JOB: Only lines holding the word "ÀDLE" should be copied from the material.

Dataset records

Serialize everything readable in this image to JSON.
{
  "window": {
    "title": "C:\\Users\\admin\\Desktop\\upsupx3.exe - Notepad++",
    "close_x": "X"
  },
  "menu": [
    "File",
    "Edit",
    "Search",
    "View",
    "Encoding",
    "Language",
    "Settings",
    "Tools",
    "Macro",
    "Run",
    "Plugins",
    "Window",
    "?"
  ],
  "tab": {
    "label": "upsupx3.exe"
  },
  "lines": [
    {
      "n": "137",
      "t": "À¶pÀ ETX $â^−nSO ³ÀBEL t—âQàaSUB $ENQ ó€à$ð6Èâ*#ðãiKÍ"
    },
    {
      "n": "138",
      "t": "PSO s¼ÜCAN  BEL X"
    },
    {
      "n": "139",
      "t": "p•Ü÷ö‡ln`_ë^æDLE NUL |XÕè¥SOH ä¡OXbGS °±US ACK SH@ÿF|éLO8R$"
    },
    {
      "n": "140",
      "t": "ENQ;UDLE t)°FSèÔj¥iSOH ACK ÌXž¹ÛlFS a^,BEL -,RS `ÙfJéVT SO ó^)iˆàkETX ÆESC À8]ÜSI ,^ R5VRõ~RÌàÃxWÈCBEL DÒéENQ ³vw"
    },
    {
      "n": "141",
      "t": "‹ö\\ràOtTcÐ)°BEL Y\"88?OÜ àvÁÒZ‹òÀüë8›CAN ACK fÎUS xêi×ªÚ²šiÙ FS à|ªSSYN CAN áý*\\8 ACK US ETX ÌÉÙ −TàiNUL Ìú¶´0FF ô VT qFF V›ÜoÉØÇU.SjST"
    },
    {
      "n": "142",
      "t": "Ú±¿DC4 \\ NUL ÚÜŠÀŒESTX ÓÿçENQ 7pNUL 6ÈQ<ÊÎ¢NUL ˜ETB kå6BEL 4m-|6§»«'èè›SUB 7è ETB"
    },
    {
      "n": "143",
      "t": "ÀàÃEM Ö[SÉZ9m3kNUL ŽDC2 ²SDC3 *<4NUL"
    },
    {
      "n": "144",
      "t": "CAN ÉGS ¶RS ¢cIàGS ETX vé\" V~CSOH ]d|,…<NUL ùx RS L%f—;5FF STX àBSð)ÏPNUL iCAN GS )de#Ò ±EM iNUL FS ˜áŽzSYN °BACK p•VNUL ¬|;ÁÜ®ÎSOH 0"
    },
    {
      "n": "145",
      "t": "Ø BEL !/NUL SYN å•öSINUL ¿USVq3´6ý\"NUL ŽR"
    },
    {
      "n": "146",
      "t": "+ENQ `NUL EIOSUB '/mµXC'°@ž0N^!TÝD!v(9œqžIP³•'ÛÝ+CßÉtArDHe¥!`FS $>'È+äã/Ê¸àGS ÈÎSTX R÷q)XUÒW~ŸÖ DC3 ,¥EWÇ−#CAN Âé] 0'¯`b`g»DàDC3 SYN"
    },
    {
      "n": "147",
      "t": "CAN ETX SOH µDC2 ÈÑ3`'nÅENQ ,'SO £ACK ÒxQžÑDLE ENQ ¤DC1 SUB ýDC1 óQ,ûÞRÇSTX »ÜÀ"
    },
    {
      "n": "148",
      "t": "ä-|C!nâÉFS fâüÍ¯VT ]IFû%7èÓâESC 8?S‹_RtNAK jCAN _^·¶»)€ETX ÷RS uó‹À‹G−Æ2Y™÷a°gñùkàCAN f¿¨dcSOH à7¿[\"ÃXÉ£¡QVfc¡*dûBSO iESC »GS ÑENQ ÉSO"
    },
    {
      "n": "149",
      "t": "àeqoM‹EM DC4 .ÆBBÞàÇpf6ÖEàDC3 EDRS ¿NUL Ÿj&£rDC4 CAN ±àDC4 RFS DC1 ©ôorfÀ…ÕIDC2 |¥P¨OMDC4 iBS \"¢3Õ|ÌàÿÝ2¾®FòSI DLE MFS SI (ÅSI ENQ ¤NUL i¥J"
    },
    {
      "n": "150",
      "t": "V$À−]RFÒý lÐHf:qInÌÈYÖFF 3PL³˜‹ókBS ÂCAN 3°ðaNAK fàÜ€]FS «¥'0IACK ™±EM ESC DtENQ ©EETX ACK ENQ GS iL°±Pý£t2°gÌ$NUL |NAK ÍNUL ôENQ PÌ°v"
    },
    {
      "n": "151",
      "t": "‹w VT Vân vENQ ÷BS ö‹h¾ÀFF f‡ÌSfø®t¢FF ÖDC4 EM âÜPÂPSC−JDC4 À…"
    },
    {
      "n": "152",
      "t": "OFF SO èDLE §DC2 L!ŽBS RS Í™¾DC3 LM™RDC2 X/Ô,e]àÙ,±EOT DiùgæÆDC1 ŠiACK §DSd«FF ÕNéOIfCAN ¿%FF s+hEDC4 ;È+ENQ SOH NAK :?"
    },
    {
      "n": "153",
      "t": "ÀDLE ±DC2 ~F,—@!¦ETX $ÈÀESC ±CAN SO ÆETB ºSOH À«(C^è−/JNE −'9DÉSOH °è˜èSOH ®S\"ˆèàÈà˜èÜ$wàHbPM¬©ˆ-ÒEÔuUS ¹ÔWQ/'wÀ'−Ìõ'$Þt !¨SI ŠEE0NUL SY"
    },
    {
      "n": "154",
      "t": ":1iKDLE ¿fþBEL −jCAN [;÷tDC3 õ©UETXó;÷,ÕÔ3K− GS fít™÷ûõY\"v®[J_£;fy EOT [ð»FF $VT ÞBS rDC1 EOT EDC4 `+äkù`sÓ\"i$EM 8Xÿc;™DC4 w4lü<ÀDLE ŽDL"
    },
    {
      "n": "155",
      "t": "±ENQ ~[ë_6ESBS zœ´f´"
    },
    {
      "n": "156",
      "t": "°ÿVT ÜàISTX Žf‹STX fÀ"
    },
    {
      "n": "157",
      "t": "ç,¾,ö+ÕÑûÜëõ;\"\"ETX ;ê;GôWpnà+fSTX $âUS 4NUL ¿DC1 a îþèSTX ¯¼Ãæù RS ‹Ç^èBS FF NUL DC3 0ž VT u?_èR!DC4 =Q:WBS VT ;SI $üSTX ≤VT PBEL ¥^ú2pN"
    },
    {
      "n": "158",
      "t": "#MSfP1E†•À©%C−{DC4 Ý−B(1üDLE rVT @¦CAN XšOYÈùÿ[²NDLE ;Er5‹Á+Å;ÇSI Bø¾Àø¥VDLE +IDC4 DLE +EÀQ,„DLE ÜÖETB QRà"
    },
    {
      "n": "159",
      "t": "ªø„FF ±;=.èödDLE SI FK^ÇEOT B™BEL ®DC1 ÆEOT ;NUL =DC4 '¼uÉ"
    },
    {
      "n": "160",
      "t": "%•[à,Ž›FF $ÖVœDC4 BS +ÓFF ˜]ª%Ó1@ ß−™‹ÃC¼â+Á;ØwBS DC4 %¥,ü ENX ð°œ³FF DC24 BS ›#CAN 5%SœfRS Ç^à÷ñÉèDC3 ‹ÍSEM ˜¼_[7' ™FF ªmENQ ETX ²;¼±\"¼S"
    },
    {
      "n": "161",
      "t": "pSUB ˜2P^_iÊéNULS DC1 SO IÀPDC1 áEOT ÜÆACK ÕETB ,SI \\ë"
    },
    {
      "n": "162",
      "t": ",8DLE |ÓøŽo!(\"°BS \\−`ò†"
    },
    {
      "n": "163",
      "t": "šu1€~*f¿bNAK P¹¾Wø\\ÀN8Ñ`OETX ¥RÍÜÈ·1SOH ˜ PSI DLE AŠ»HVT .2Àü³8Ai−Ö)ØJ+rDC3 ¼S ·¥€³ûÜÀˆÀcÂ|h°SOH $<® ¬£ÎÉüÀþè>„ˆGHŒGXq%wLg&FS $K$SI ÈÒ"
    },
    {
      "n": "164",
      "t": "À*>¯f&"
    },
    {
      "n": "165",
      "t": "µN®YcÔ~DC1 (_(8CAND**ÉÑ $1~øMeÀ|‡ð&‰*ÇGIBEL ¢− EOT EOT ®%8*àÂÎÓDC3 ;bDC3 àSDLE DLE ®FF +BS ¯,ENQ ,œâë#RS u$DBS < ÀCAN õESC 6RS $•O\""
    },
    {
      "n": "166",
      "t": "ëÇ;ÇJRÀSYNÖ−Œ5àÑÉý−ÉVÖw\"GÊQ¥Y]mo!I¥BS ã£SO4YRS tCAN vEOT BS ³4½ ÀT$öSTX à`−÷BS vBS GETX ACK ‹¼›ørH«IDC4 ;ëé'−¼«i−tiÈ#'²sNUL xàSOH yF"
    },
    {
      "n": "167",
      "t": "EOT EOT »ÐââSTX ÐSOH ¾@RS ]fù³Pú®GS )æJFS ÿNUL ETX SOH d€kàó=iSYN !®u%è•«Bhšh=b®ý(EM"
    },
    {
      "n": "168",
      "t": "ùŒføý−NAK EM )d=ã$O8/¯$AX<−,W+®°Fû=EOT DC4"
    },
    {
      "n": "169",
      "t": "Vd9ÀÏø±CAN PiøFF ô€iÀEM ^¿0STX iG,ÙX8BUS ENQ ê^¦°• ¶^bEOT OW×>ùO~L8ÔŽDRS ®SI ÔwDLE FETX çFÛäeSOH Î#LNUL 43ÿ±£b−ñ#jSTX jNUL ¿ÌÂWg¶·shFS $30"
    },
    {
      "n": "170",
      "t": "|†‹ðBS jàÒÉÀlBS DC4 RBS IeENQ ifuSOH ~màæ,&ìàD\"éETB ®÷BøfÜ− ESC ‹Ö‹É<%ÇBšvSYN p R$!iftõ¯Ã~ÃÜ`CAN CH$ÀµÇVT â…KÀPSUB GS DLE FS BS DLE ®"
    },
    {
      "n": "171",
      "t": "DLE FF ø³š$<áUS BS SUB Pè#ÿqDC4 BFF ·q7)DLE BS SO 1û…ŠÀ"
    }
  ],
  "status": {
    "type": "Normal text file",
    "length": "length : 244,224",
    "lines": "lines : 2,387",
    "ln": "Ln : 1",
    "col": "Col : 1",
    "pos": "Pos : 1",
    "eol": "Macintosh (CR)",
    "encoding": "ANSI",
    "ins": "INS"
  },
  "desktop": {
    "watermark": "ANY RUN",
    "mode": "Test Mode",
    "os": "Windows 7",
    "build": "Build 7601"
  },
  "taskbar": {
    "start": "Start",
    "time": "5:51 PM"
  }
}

RESULT OF THIS EXERCISE:
      "t": "ÀDLE ±DC2 ~F,—@!¦ETX $ÈÀESC ±CAN SO ÆETB ºSOH À«(C^è−/JNE −'9DÉSOH °è˜èSOH ®S\"ˆèàÈà˜èÜ$wàHbPM¬©ˆ-ÒEÔuUS ¹ÔWQ/'wÀ'−Ìõ'$Þt !¨SI ŠEE0NUL SY"
      "t": ":1iKDLE ¿fþBEL −jCAN [;÷tDC3 õ©UETXó;÷,ÕÔ3K− GS fít™÷ûõY\"v®[J_£;fy EOT [ð»FF $VT ÞBS rDC1 EOT EDC4 `+äkù`sÓ\"i$EM 8Xÿc;™DC4 w4lü<ÀDLE ŽDL"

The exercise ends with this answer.